_STATED GOAL_
Keep only the lines of the data below that contain "this", and copy them.

[Saved entries]
........

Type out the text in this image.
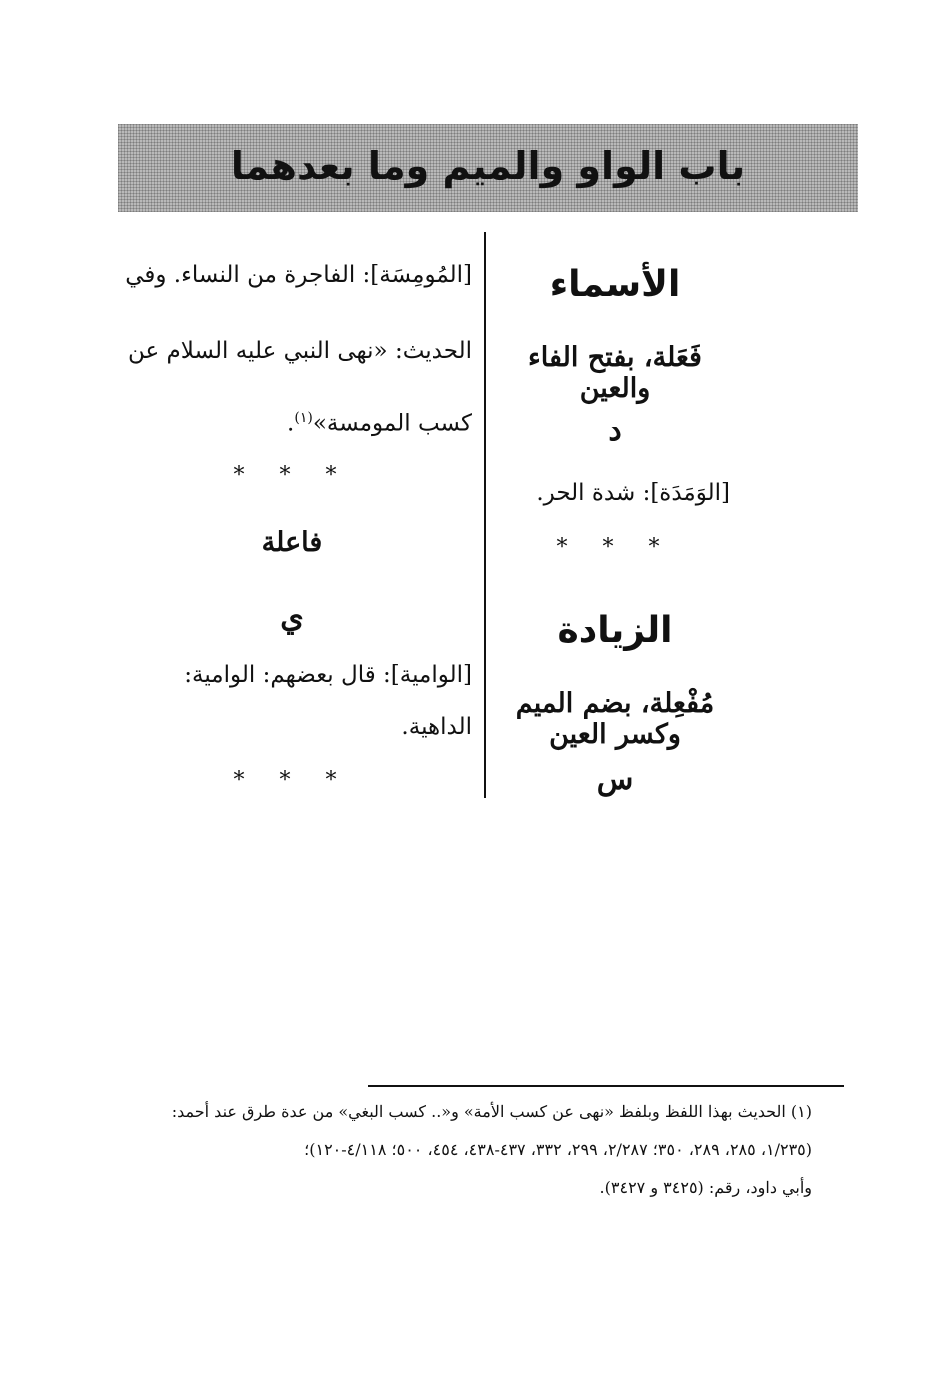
باب الواو والميم وما بعدهما
الأسماء
فَعَلة، بفتح الفاء والعين
د
[الوَمَدَة]: شدة الحر.
* * *
الزيادة
مُفْعِلة، بضم الميم وكسر العين
س
[المُومِسَة]: الفاجرة من النساء. وفي
الحديث: «نهى النبي عليه السلام عن
كسب المومسة»$^{(١)}$.
* * *
فاعلة
ي
[الوامية]: قال بعضهم: الوامية:
الداهية.
* * *
(١) الحديث بهذا اللفظ وبلفظ «نهى عن كسب الأمة» و«.. كسب البغي» من عدة طرق عند أحمد:
(١/٢٣٥، ٢٨٥، ٢٨٩، ٣٥٠؛ ٢/٢٨٧، ٢٩٩، ٣٣٢، ٤٣٧-٤٣٨، ٤٥٤، ٥٠٠؛ ٤/١١٨-١٢٠)؛
وأبي داود، رقم: (٣٤٢٥ و ٣٤٢٧).
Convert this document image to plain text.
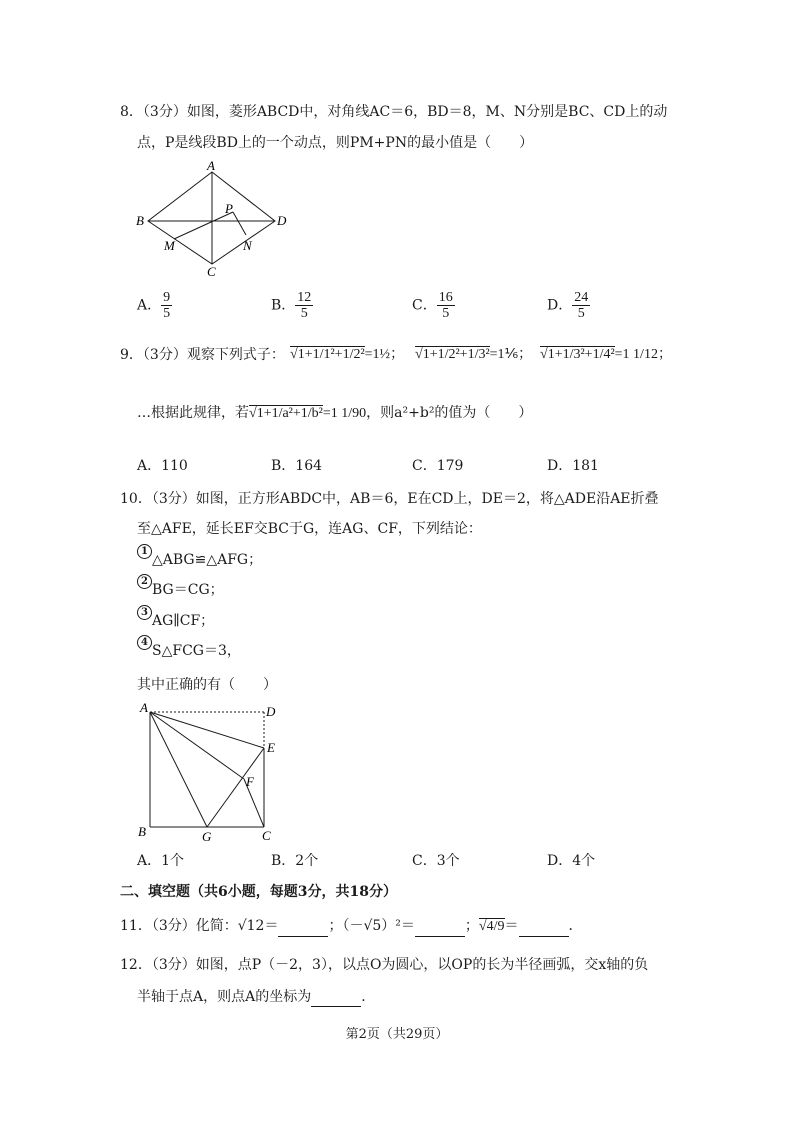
8．（3分）如图，菱形ABCD中，对角线AC＝6，BD＝8，M、N分别是BC、CD上的动
点，P是线段BD上的一个动点，则PM+PN的最小值是（　　）
A
B
C
D
P
M	N
A． $\frac{9}{5}$	B． $\frac{12}{5}$	C． $\frac{16}{5}$	D． $\frac{24}{5}$
9．（3分）观察下列式子： √1+1/1²+1/2²=1½； √1+1/2²+1/3²=1⅙； √1+1/3²+1/4²=1 1/12；
…根据此规律，若√1+1/a²+1/b²=1 1/90，则a²+b²的值为（　　）
A．110	B．164	C．179	D．181
10．（3分）如图，正方形ABDC中，AB＝6，E在CD上，DE＝2，将△ADE沿AE折叠
至△AFE，延长EF交BC于G，连AG、CF，下列结论：
1△ABG≌△AFG；
2BG＝CG；
3AG∥CF；
4S△FCG＝3，
其中正确的有（　　）
A	D
E
F
B	G	C
A．1个	B．2个	C．3个	D．4个
二、填空题（共6小题，每题3分，共18分）
11．（3分）化简：√12＝	；（－√5）²＝	；√4/9＝	．
12．（3分）如图，点P（－2，3），以点O为圆心，以OP的长为半径画弧，交x轴的负
半轴于点A，则点A的坐标为	．
第2页（共29页）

........

_ANSWER BELOW_
Type out the text in this image.
Convert this document image to plain text.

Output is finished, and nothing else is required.